## Task details:
Extract the full listing verbatim and drop any pictures from your copy.

## Data provided:
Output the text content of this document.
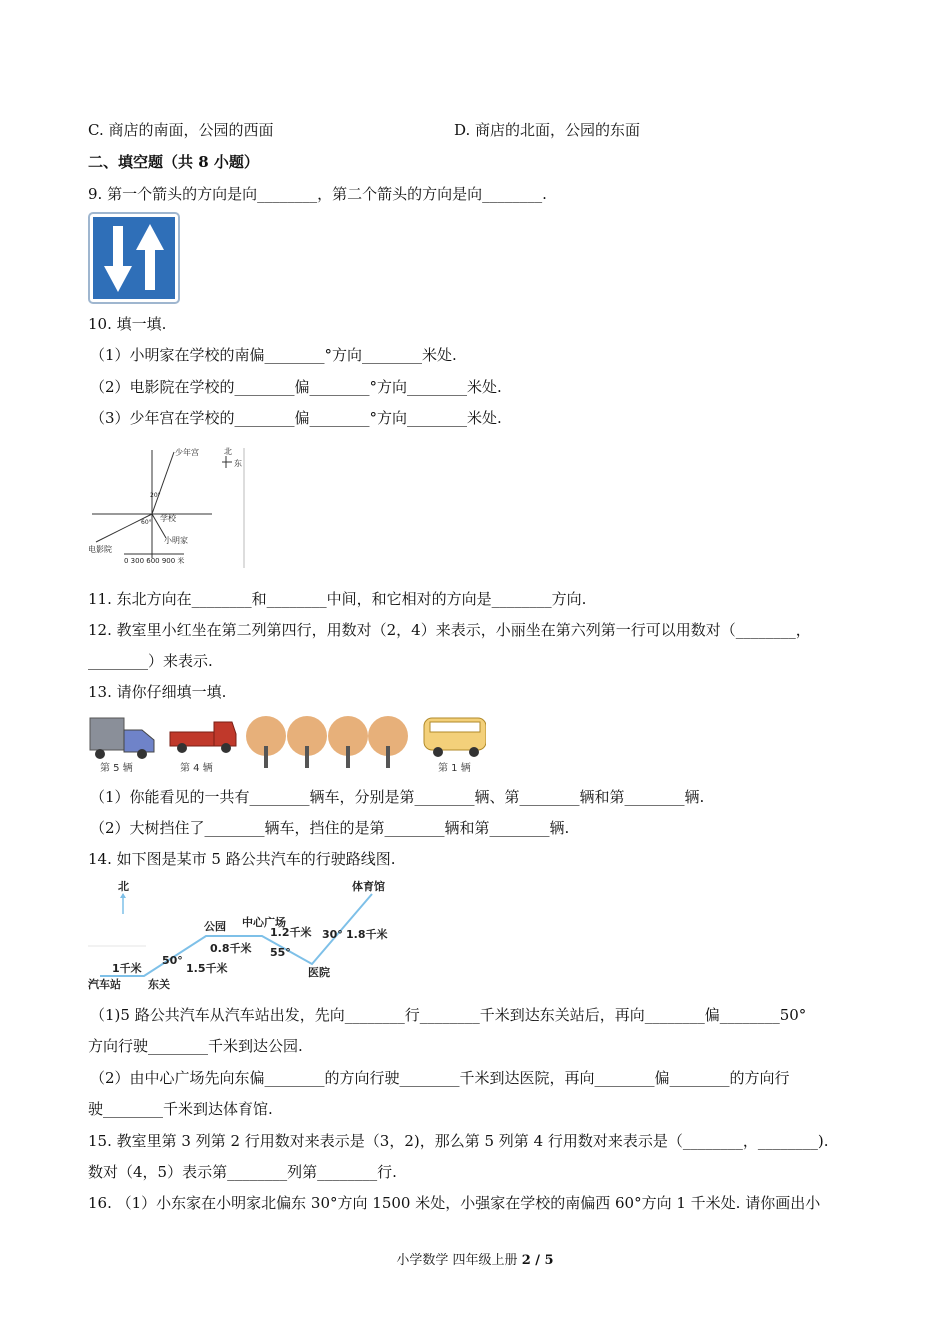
C. 商店的南面，公园的西面	D. 商店的北面，公园的东面
二、填空题（共 8 小题）
9. 第一个箭头的方向是向________，第二个箭头的方向是向________.
10. 填一填.
（1）小明家在学校的南偏________°方向________米处.
（2）电影院在学校的________偏________°方向________米处.
（3）少年宫在学校的________偏________°方向________米处.
少年宫	北
东
20°
60° 学校
小明家
电影院
0 300 600 900 米
11. 东北方向在________和________中间，和它相对的方向是________方向.
12. 教室里小红坐在第二列第四行，用数对（2，4）来表示，小丽坐在第六列第一行可以用数对（________，
________）来表示.
13. 请你仔细填一填.
第 5 辆	第 4 辆	第 1 辆
（1）你能看见的一共有________辆车，分别是第________辆、第________辆和第________辆.
（2）大树挡住了________辆车，挡住的是第________辆和第________辆.
14. 如下图是某市 5 路公共汽车的行驶路线图.
北	体育馆
中心广场
公园	1.2千米 30° 1.8千米
50°
0.8千米 55°
1千米	1.5千米	医院
汽车站 东关
（1)5 路公共汽车从汽车站出发，先向________行________千米到达东关站后，再向________偏________50°
方向行驶________千米到达公园.
（2）由中心广场先向东偏________的方向行驶________千米到达医院，再向________偏________的方向行
驶________千米到达体育馆.
15. 教室里第 3 列第 2 行用数对来表示是（3，2)，那么第 5 列第 4 行用数对来表示是（________，________).
数对（4，5）表示第________列第________行.
16. （1）小东家在小明家北偏东 30°方向 1500 米处，小强家在学校的南偏西 60°方向 1 千米处. 请你画出小
小学数学 四年级上册 2 / 5
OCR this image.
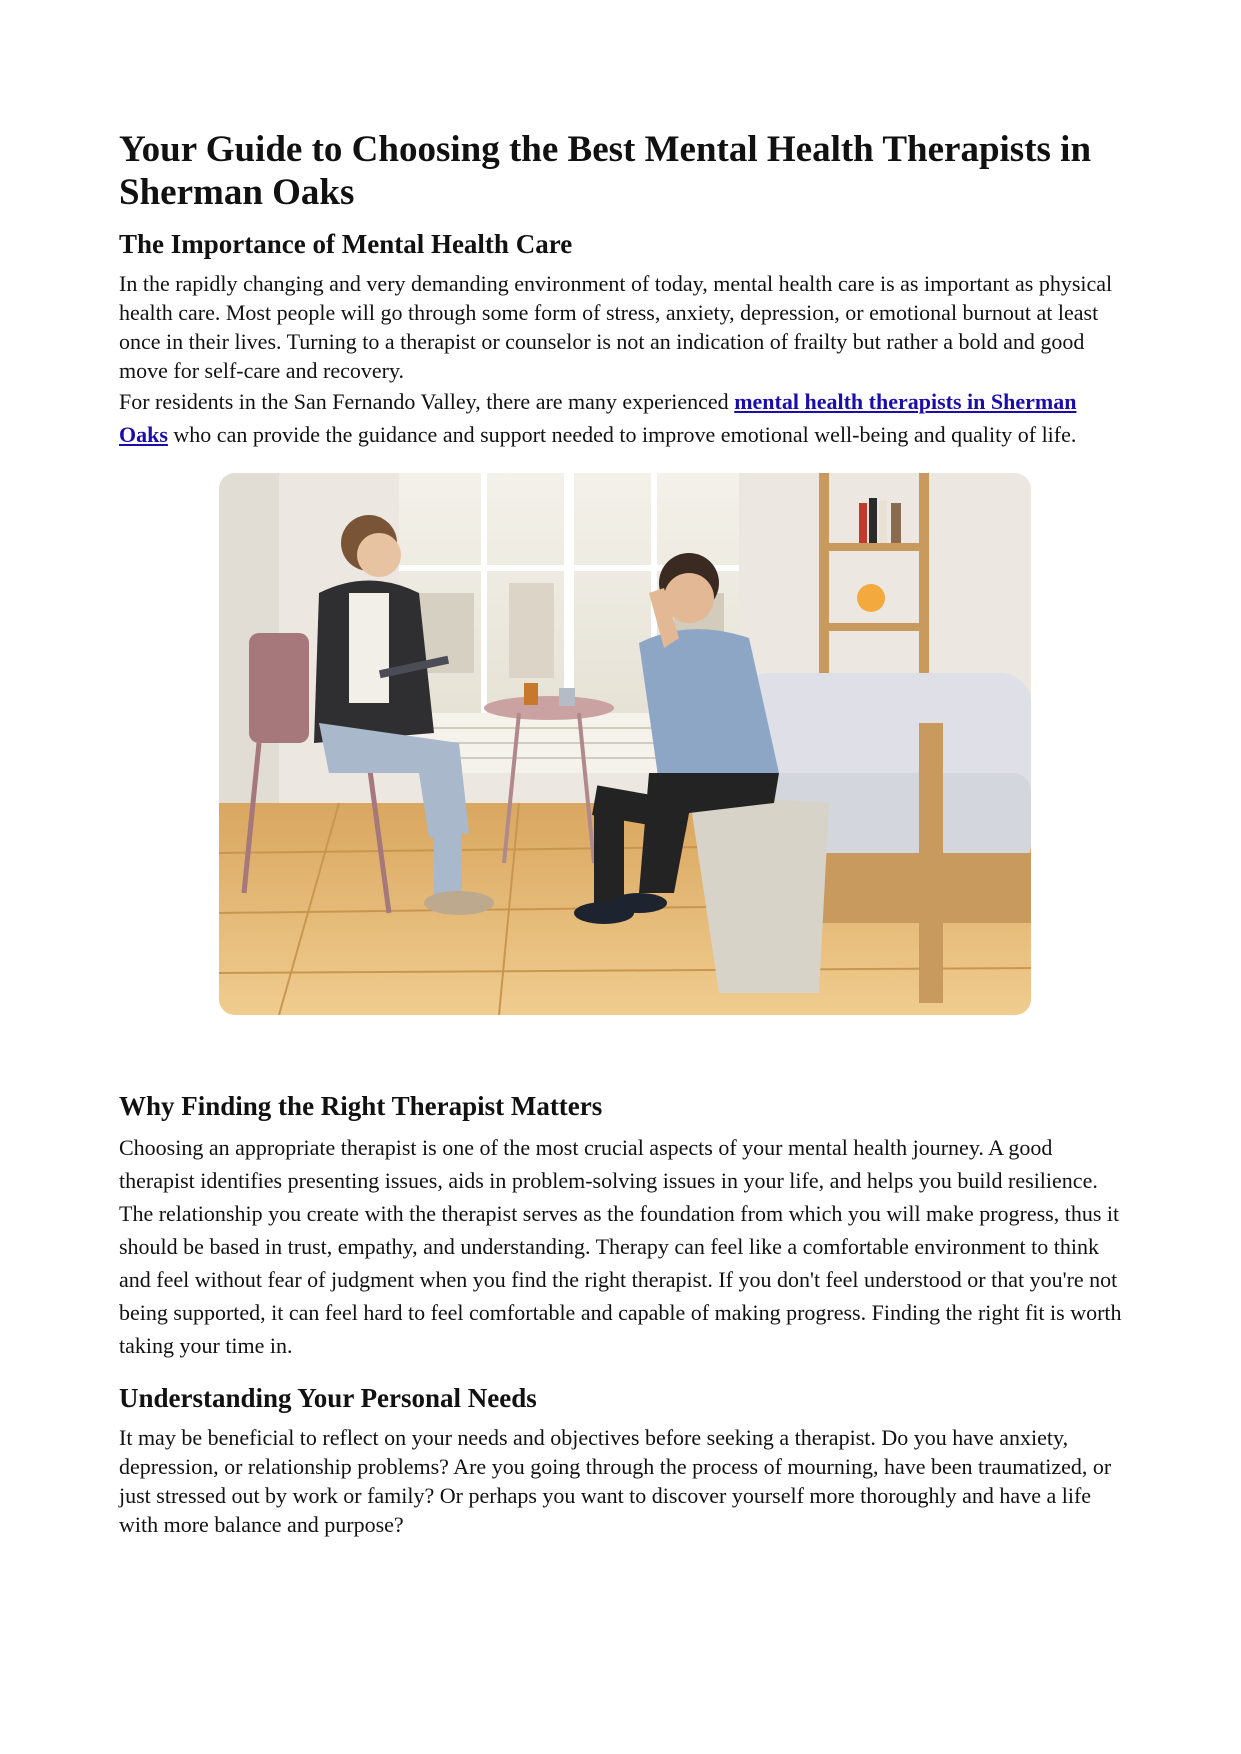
Your Guide to Choosing the Best Mental Health Therapists in Sherman Oaks
The Importance of Mental Health Care

In the rapidly changing and very demanding environment of today, mental health care is as important as physical health care. Most people will go through some form of stress, anxiety, depression, or emotional burnout at least once in their lives. Turning to a therapist or counselor is not an indication of frailty but rather a bold and good move for self-care and recovery.

For residents in the San Fernando Valley, there are many experienced mental health therapists in Sherman Oaks who can provide the guidance and support needed to improve emotional well-being and quality of life.

Why Finding the Right Therapist Matters

Choosing an appropriate therapist is one of the most crucial aspects of your mental health journey. A good therapist identifies presenting issues, aids in problem-solving issues in your life, and helps you build resilience. The relationship you create with the therapist serves as the foundation from which you will make progress, thus it should be based in trust, empathy, and understanding. Therapy can feel like a comfortable environment to think and feel without fear of judgment when you find the right therapist. If you don't feel understood or that you're not being supported, it can feel hard to feel comfortable and capable of making progress. Finding the right fit is worth taking your time in.

Understanding Your Personal Needs

It may be beneficial to reflect on your needs and objectives before seeking a therapist. Do you have anxiety, depression, or relationship problems? Are you going through the process of mourning, have been traumatized, or just stressed out by work or family? Or perhaps you want to discover yourself more thoroughly and have a life with more balance and purpose?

## Solved exercise:
Output the text content of this document.
C. 商店的南面，公园的西面	D. 商店的北面，公园的东面
二、填空题（共 8 小题）
9. 第一个箭头的方向是向________，第二个箭头的方向是向________.
10. 填一填.
（1）小明家在学校的南偏________°方向________米处.
（2）电影院在学校的________偏________°方向________米处.
（3）少年宫在学校的________偏________°方向________米处.
少年宫	北
东
20°
60° 学校
小明家
电影院
0 300 600 900 米
11. 东北方向在________和________中间，和它相对的方向是________方向.
12. 教室里小红坐在第二列第四行，用数对（2，4）来表示，小丽坐在第六列第一行可以用数对（________，
________）来表示.
13. 请你仔细填一填.
第 5 辆	第 4 辆	第 1 辆
（1）你能看见的一共有________辆车，分别是第________辆、第________辆和第________辆.
（2）大树挡住了________辆车，挡住的是第________辆和第________辆.
14. 如下图是某市 5 路公共汽车的行驶路线图.
北	体育馆
中心广场
公园	1.2千米 30° 1.8千米
50°
0.8千米 55°
1千米	1.5千米	医院
汽车站 东关
（1)5 路公共汽车从汽车站出发，先向________行________千米到达东关站后，再向________偏________50°
方向行驶________千米到达公园.
（2）由中心广场先向东偏________的方向行驶________千米到达医院，再向________偏________的方向行
驶________千米到达体育馆.
15. 教室里第 3 列第 2 行用数对来表示是（3，2)，那么第 5 列第 4 行用数对来表示是（________，________).
数对（4，5）表示第________列第________行.
16. （1）小东家在小明家北偏东 30°方向 1500 米处，小强家在学校的南偏西 60°方向 1 千米处. 请你画出小
小学数学 四年级上册 2 / 5
OCR this image.
Your Guide to Choosing the Best Mental Health Therapists in Sherman Oaks
The Importance of Mental Health Care

In the rapidly changing and very demanding environment of today, mental health care is as important as physical health care. Most people will go through some form of stress, anxiety, depression, or emotional burnout at least once in their lives. Turning to a therapist or counselor is not an indication of frailty but rather a bold and good move for self-care and recovery.

For residents in the San Fernando Valley, there are many experienced mental health therapists in Sherman Oaks who can provide the guidance and support needed to improve emotional well-being and quality of life.

Why Finding the Right Therapist Matters

Choosing an appropriate therapist is one of the most crucial aspects of your mental health journey. A good therapist identifies presenting issues, aids in problem-solving issues in your life, and helps you build resilience. The relationship you create with the therapist serves as the foundation from which you will make progress, thus it should be based in trust, empathy, and understanding. Therapy can feel like a comfortable environment to think and feel without fear of judgment when you find the right therapist. If you don't feel understood or that you're not being supported, it can feel hard to feel comfortable and capable of making progress. Finding the right fit is worth taking your time in.

Understanding Your Personal Needs

It may be beneficial to reflect on your needs and objectives before seeking a therapist. Do you have anxiety, depression, or relationship problems? Are you going through the process of mourning, have been traumatized, or just stressed out by work or family? Or perhaps you want to discover yourself more thoroughly and have a life with more balance and purpose?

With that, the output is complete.